* **Task prompt**:
Which lines of the records contain "Manage"? Collect every one of them.

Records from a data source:
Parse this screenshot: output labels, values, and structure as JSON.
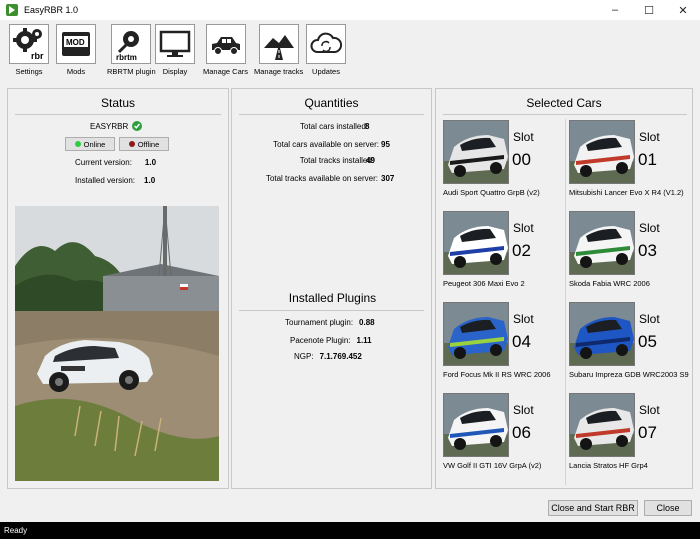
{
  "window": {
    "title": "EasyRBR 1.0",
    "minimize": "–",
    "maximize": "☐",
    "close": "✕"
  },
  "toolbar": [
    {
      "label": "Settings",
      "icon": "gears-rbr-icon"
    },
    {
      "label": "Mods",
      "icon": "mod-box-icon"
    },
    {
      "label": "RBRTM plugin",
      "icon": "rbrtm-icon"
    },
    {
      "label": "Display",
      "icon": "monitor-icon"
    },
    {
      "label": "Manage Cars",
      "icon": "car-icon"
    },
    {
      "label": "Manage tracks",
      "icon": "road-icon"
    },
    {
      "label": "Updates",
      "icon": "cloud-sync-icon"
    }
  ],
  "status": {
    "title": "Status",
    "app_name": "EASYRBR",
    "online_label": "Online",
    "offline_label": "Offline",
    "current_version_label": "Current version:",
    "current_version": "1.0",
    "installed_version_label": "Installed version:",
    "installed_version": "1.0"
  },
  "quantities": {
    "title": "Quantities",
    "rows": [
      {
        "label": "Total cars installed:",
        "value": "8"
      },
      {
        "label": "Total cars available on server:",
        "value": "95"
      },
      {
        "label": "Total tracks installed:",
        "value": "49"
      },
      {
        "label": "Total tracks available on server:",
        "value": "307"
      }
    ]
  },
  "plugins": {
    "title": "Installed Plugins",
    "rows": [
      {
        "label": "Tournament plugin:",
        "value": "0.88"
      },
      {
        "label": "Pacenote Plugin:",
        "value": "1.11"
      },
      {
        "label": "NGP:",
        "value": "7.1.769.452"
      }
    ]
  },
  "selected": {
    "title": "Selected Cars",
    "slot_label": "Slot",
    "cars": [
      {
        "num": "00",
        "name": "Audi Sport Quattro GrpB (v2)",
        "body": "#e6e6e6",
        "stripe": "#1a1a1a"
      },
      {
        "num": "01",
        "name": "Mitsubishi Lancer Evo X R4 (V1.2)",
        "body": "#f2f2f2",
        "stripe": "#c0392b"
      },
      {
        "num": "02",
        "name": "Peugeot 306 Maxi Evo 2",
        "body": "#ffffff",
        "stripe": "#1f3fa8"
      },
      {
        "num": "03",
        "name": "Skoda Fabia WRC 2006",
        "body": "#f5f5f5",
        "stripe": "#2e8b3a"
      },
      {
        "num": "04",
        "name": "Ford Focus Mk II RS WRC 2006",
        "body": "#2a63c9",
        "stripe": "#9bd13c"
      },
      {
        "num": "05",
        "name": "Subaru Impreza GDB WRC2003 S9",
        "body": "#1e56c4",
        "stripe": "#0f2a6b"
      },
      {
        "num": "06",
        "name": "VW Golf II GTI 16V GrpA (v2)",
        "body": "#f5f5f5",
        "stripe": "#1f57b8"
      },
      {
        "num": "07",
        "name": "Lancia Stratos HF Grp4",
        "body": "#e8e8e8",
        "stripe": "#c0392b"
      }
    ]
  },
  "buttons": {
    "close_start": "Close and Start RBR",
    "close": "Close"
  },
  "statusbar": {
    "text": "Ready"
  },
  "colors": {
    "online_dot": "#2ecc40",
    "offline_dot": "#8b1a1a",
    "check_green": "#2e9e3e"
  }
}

* **The result**:
      "label": "Manage Cars",
      "label": "Manage tracks",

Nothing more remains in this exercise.